▶ Work item: In the data below, which lines hold the word "text"? Copy them.

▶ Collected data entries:
● ● ● ● ● ● ●
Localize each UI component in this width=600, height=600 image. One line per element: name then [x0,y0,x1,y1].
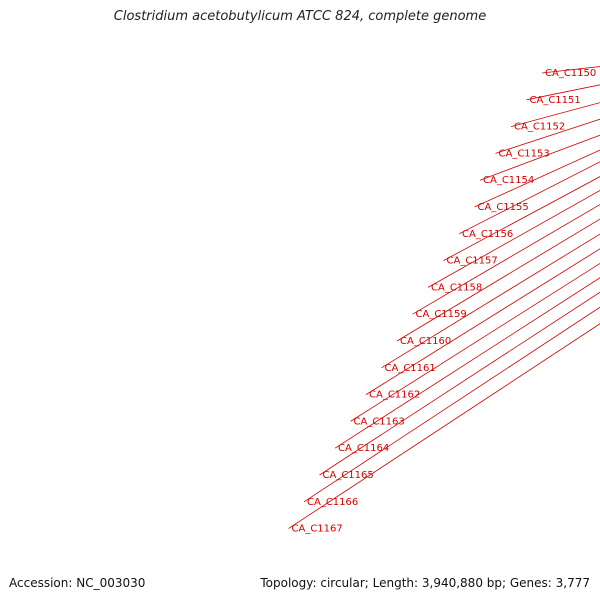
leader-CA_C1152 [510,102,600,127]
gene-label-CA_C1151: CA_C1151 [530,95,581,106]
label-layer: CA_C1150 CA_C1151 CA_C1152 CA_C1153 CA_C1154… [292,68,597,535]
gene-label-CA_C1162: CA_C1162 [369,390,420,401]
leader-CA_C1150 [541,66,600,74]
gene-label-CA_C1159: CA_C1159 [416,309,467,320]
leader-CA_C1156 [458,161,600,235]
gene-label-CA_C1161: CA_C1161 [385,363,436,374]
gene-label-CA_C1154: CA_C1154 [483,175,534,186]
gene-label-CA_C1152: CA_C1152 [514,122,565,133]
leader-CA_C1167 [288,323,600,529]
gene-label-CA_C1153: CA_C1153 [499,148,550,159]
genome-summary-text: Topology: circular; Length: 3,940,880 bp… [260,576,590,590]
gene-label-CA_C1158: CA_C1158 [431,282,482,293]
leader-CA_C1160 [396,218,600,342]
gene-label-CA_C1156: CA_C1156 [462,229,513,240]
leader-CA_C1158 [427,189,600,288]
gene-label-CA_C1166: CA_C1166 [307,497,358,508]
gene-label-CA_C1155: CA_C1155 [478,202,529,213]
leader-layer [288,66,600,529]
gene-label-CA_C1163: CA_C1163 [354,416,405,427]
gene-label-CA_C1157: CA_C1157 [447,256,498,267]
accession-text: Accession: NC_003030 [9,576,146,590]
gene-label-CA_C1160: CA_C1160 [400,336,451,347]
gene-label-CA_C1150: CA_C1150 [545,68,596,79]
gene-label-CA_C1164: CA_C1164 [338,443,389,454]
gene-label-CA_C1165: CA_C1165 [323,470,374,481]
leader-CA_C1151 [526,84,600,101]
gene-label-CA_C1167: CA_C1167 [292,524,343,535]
● ● ● ● ● ● ●
▶ Solution:
genome-summary-text: Topology: circular; Length: 3,940,880 bp… [260,576,590,590]
accession-text: Accession: NC_003030 [9,576,146,590]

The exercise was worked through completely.